What you will do -> Reproduce every line of the records below without any changes.

(Element location listings)

------------------------------------------------------------

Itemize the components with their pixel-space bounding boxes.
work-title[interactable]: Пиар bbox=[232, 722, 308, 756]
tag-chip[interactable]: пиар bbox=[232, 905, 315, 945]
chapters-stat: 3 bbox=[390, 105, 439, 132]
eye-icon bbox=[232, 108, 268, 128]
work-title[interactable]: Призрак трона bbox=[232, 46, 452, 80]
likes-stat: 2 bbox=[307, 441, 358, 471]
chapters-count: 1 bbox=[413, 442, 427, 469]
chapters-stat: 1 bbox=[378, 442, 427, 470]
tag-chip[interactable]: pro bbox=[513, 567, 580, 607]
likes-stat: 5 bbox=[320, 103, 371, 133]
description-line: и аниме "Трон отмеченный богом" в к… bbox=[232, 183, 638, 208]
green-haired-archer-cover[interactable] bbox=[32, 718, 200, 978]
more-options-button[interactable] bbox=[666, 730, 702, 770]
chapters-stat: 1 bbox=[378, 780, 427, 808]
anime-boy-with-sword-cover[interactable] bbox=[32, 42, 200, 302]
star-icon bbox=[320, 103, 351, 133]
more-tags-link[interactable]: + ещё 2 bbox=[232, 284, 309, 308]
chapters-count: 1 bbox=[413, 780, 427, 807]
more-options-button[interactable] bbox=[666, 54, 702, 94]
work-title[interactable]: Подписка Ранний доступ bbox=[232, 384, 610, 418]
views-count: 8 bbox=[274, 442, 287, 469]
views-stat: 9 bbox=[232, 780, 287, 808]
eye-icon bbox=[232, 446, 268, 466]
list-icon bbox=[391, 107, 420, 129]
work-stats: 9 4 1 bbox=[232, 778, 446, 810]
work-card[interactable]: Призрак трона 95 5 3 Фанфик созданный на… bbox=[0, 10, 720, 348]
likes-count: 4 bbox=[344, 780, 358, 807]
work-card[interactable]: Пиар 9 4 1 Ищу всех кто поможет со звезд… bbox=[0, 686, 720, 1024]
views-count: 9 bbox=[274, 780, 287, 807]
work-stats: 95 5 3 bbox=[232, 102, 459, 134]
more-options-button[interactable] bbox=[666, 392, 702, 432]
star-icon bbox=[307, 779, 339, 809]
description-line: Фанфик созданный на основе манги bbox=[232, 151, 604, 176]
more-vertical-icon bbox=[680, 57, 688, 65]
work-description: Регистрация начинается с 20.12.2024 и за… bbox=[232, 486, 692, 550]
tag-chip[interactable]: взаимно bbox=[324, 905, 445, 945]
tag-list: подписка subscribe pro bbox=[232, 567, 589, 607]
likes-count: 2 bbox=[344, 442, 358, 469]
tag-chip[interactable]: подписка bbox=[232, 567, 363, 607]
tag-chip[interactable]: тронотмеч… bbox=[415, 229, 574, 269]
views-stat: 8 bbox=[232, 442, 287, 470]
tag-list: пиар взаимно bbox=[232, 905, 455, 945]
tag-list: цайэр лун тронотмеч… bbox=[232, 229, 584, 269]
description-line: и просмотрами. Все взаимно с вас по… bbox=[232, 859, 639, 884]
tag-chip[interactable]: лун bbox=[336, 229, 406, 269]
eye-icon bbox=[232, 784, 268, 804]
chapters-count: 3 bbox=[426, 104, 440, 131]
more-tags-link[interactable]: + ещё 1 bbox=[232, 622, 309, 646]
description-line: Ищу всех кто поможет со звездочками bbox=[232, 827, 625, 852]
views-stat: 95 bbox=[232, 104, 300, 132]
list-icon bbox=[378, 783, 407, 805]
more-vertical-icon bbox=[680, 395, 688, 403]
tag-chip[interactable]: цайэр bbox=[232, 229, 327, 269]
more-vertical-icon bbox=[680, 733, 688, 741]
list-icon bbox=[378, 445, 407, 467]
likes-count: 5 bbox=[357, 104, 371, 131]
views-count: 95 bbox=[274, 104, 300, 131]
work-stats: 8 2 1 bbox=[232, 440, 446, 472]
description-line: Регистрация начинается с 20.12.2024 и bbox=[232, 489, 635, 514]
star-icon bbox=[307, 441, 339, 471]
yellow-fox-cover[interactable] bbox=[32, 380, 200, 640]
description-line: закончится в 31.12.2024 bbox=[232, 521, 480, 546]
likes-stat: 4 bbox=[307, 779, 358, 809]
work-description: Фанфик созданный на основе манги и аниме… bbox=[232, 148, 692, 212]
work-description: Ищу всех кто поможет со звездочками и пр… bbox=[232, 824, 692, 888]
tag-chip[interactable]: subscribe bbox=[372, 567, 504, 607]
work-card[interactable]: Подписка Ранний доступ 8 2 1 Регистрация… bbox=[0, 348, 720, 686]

------------------------------------------------------------

Answer to this problem ->
Itemize the components with their pixel-space bounding boxes.
work-title[interactable]: Пиар bbox=[232, 722, 308, 756]
tag-chip[interactable]: пиар bbox=[232, 905, 315, 945]
chapters-stat: 3 bbox=[390, 105, 439, 132]
eye-icon bbox=[232, 108, 268, 128]
work-title[interactable]: Призрак трона bbox=[232, 46, 452, 80]
likes-stat: 2 bbox=[307, 441, 358, 471]
chapters-count: 1 bbox=[413, 442, 427, 469]
chapters-stat: 1 bbox=[378, 442, 427, 470]
tag-chip[interactable]: pro bbox=[513, 567, 580, 607]
likes-stat: 5 bbox=[320, 103, 371, 133]
description-line: и аниме "Трон отмеченный богом" в к… bbox=[232, 183, 638, 208]
green-haired-archer-cover[interactable] bbox=[32, 718, 200, 978]
more-options-button[interactable] bbox=[666, 730, 702, 770]
chapters-stat: 1 bbox=[378, 780, 427, 808]
anime-boy-with-sword-cover[interactable] bbox=[32, 42, 200, 302]
star-icon bbox=[320, 103, 351, 133]
more-tags-link[interactable]: + ещё 2 bbox=[232, 284, 309, 308]
chapters-count: 1 bbox=[413, 780, 427, 807]
more-options-button[interactable] bbox=[666, 54, 702, 94]
work-title[interactable]: Подписка Ранний доступ bbox=[232, 384, 610, 418]
views-count: 8 bbox=[274, 442, 287, 469]
views-stat: 9 bbox=[232, 780, 287, 808]
eye-icon bbox=[232, 446, 268, 466]
list-icon bbox=[391, 107, 420, 129]
work-stats: 9 4 1 bbox=[232, 778, 446, 810]
work-card[interactable]: Призрак трона 95 5 3 Фанфик созданный на… bbox=[0, 10, 720, 348]
likes-count: 4 bbox=[344, 780, 358, 807]
work-card[interactable]: Пиар 9 4 1 Ищу всех кто поможет со звезд… bbox=[0, 686, 720, 1024]
views-count: 9 bbox=[274, 780, 287, 807]
work-stats: 95 5 3 bbox=[232, 102, 459, 134]
more-options-button[interactable] bbox=[666, 392, 702, 432]
star-icon bbox=[307, 779, 339, 809]
description-line: Фанфик созданный на основе манги bbox=[232, 151, 604, 176]
more-vertical-icon bbox=[680, 57, 688, 65]
work-description: Регистрация начинается с 20.12.2024 и за… bbox=[232, 486, 692, 550]
tag-chip[interactable]: взаимно bbox=[324, 905, 445, 945]
tag-list: подписка subscribe pro bbox=[232, 567, 589, 607]
likes-count: 2 bbox=[344, 442, 358, 469]
tag-chip[interactable]: подписка bbox=[232, 567, 363, 607]
tag-chip[interactable]: тронотмеч… bbox=[415, 229, 574, 269]
views-stat: 8 bbox=[232, 442, 287, 470]
tag-list: пиар взаимно bbox=[232, 905, 455, 945]
tag-list: цайэр лун тронотмеч… bbox=[232, 229, 584, 269]
description-line: и просмотрами. Все взаимно с вас по… bbox=[232, 859, 639, 884]
tag-chip[interactable]: лун bbox=[336, 229, 406, 269]
eye-icon bbox=[232, 784, 268, 804]
chapters-count: 3 bbox=[426, 104, 440, 131]
more-tags-link[interactable]: + ещё 1 bbox=[232, 622, 309, 646]
description-line: Ищу всех кто поможет со звездочками bbox=[232, 827, 625, 852]
views-stat: 95 bbox=[232, 104, 300, 132]
list-icon bbox=[378, 783, 407, 805]
more-vertical-icon bbox=[680, 395, 688, 403]
tag-chip[interactable]: цайэр bbox=[232, 229, 327, 269]
more-vertical-icon bbox=[680, 733, 688, 741]
list-icon bbox=[378, 445, 407, 467]
likes-count: 5 bbox=[357, 104, 371, 131]
views-count: 95 bbox=[274, 104, 300, 131]
work-stats: 8 2 1 bbox=[232, 440, 446, 472]
description-line: Регистрация начинается с 20.12.2024 и bbox=[232, 489, 635, 514]
star-icon bbox=[307, 441, 339, 471]
yellow-fox-cover[interactable] bbox=[32, 380, 200, 640]
description-line: закончится в 31.12.2024 bbox=[232, 521, 480, 546]
likes-stat: 4 bbox=[307, 779, 358, 809]
work-description: Фанфик созданный на основе манги и аниме… bbox=[232, 148, 692, 212]
work-description: Ищу всех кто поможет со звездочками и пр… bbox=[232, 824, 692, 888]
tag-chip[interactable]: subscribe bbox=[372, 567, 504, 607]
work-card[interactable]: Подписка Ранний доступ 8 2 1 Регистрация… bbox=[0, 348, 720, 686]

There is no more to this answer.